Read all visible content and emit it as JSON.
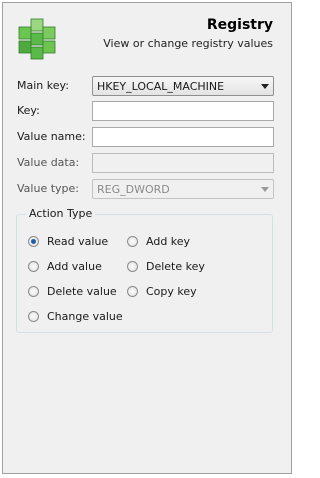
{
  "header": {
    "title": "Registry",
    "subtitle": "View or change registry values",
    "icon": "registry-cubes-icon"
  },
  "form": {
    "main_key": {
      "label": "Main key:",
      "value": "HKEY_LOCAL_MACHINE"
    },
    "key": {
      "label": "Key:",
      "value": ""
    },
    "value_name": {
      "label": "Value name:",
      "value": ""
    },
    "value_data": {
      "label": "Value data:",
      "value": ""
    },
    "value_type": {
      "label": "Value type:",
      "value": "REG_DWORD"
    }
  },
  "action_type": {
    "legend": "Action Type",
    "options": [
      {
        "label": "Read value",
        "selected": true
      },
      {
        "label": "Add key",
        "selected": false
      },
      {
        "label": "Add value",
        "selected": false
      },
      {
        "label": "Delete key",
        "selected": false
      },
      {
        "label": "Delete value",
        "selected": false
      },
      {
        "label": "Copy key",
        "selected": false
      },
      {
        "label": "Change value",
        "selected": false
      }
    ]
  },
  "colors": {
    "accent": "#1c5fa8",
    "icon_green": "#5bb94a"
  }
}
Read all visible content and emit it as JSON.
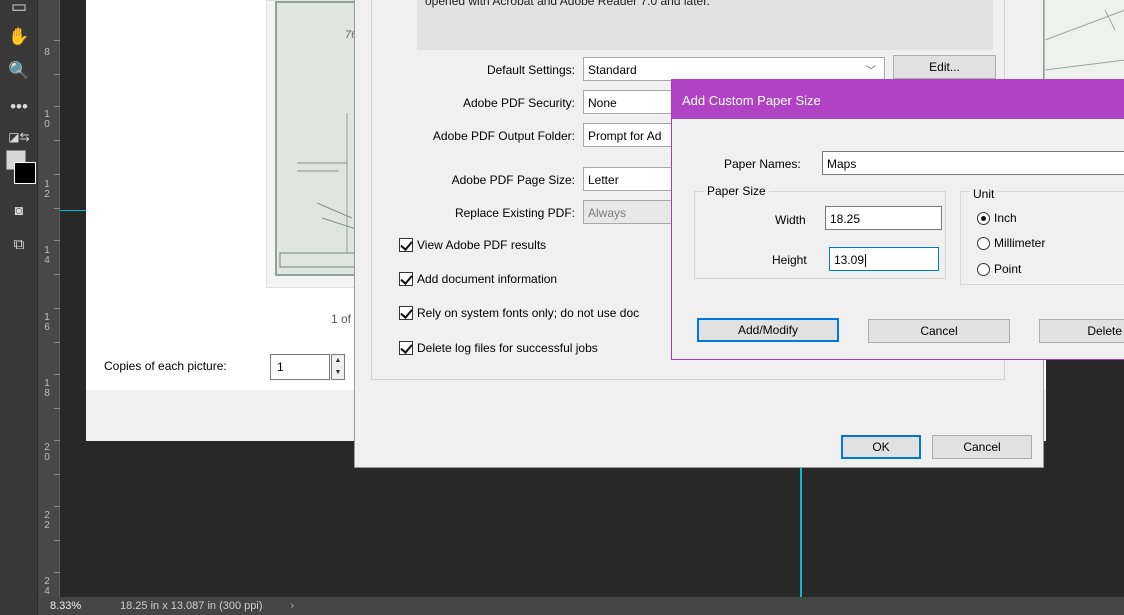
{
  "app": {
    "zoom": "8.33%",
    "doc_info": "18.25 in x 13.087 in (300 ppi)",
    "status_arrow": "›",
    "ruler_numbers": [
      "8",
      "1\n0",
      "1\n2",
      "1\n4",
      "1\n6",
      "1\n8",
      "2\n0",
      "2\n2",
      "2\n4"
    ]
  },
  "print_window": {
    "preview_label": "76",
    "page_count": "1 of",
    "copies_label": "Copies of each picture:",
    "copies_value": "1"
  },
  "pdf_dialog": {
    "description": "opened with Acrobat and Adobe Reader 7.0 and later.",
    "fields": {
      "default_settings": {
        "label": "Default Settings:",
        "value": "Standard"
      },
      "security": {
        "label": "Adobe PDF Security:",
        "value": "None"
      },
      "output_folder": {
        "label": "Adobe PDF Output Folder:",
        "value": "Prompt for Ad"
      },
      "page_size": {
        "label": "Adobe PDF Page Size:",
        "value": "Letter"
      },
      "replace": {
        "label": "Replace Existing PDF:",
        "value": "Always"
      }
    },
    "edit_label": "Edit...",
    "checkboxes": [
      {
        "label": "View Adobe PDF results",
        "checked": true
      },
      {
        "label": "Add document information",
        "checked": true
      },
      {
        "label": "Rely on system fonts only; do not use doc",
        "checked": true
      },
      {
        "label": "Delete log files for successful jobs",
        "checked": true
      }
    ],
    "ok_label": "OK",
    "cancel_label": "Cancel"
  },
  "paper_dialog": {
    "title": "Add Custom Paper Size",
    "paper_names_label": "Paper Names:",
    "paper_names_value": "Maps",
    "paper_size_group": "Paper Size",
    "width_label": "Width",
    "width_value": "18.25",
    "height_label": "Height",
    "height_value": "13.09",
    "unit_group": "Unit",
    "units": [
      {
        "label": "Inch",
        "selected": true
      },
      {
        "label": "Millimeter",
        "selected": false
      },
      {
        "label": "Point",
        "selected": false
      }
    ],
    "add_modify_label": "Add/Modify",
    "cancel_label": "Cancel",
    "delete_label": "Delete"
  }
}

________________________

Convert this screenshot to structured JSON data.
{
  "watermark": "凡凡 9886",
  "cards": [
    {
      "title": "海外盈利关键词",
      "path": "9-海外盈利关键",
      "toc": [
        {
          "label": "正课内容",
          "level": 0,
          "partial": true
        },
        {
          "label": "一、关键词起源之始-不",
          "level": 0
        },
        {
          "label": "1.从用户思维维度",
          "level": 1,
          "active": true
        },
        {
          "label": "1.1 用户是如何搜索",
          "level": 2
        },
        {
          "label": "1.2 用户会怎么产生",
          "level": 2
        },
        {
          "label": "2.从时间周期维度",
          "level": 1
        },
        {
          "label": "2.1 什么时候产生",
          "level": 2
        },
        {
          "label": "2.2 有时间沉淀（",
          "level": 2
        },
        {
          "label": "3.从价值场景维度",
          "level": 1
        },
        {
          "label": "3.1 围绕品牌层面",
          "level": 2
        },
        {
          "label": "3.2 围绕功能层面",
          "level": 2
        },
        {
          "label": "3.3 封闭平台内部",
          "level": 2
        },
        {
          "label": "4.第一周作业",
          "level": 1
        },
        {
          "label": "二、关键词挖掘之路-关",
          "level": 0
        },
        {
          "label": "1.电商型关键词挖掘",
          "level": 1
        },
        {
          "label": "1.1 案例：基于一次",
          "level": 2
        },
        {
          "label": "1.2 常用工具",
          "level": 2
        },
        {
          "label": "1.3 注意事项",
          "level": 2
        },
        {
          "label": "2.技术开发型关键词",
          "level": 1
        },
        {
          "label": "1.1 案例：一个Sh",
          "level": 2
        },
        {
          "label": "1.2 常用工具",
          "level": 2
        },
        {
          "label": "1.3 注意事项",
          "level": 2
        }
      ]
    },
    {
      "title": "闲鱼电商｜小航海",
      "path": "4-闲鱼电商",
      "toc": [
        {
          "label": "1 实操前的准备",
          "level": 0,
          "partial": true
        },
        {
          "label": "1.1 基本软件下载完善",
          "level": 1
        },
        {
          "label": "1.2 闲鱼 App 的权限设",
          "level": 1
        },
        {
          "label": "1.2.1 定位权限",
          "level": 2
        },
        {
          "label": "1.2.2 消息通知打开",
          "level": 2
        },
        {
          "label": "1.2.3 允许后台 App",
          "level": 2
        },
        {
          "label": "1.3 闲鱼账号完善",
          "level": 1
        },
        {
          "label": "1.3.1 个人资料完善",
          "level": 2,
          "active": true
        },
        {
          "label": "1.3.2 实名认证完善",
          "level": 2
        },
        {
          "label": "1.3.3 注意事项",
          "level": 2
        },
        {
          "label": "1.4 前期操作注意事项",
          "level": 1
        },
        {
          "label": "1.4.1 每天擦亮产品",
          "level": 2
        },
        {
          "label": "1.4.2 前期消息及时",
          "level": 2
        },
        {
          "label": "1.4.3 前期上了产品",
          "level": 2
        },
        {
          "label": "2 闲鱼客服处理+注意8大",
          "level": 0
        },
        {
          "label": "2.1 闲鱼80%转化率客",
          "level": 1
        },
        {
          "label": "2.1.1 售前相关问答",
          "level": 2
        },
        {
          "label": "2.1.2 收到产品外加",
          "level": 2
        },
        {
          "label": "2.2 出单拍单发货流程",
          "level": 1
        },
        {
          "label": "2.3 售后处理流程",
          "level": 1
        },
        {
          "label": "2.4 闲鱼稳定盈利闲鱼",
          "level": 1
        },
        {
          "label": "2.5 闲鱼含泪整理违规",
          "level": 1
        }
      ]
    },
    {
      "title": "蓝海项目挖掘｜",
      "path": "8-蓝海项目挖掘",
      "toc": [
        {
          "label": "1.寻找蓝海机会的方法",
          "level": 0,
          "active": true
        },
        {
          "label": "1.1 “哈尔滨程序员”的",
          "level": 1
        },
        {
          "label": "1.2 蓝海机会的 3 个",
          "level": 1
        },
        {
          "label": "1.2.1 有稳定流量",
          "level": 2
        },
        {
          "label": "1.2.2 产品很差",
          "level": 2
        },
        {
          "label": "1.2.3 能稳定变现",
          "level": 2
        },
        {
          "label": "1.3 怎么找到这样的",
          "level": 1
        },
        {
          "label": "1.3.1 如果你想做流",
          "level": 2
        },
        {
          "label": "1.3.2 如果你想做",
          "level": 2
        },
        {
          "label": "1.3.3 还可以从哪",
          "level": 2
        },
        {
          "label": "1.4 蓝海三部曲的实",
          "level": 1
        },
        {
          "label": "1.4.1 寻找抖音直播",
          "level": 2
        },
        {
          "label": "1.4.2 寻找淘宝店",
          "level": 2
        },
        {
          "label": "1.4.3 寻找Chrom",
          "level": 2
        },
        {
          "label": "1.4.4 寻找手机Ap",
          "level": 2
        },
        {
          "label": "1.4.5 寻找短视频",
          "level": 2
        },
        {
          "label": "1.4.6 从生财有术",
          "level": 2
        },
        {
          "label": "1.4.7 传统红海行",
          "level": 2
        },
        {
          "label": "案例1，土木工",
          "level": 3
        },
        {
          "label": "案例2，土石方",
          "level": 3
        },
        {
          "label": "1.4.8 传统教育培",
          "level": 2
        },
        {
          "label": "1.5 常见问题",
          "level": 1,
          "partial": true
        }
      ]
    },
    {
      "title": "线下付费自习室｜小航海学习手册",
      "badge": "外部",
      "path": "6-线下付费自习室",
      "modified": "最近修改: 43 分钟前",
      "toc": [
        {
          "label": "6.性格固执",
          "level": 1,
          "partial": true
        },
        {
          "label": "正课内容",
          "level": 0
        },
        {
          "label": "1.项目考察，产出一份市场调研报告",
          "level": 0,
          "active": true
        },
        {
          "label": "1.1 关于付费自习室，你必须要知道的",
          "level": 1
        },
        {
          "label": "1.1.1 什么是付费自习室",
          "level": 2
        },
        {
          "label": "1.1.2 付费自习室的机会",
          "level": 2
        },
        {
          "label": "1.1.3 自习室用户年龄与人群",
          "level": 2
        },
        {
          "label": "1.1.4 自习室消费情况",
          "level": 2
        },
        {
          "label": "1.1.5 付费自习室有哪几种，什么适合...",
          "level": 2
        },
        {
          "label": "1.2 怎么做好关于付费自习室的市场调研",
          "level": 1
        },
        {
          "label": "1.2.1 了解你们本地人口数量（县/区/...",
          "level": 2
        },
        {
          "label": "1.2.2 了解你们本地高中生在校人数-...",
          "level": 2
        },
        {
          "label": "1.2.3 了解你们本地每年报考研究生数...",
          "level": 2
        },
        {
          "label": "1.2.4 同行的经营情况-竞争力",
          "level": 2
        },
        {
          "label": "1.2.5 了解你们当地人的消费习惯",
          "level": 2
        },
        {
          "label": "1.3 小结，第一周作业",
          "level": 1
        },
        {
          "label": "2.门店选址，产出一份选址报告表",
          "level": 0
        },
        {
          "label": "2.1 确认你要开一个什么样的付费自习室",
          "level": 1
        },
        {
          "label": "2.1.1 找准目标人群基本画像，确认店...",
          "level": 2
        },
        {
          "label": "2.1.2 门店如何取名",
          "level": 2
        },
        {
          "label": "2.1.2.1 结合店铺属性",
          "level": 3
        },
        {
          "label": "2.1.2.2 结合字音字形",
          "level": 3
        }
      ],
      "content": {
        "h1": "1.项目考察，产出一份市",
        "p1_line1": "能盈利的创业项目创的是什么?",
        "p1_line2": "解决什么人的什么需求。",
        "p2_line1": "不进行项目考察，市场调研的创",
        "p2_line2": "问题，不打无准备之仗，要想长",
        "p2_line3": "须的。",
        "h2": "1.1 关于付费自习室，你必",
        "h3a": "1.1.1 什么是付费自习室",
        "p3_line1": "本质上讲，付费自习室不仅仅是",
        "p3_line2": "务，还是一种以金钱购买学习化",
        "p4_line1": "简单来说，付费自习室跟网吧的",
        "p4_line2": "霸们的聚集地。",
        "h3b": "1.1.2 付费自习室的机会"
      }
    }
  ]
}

________________________

Copy each line of the data that contains the word "线下付费自习室".

      "title": "线下付费自习室｜小航海学习手册",
      "path": "6-线下付费自习室",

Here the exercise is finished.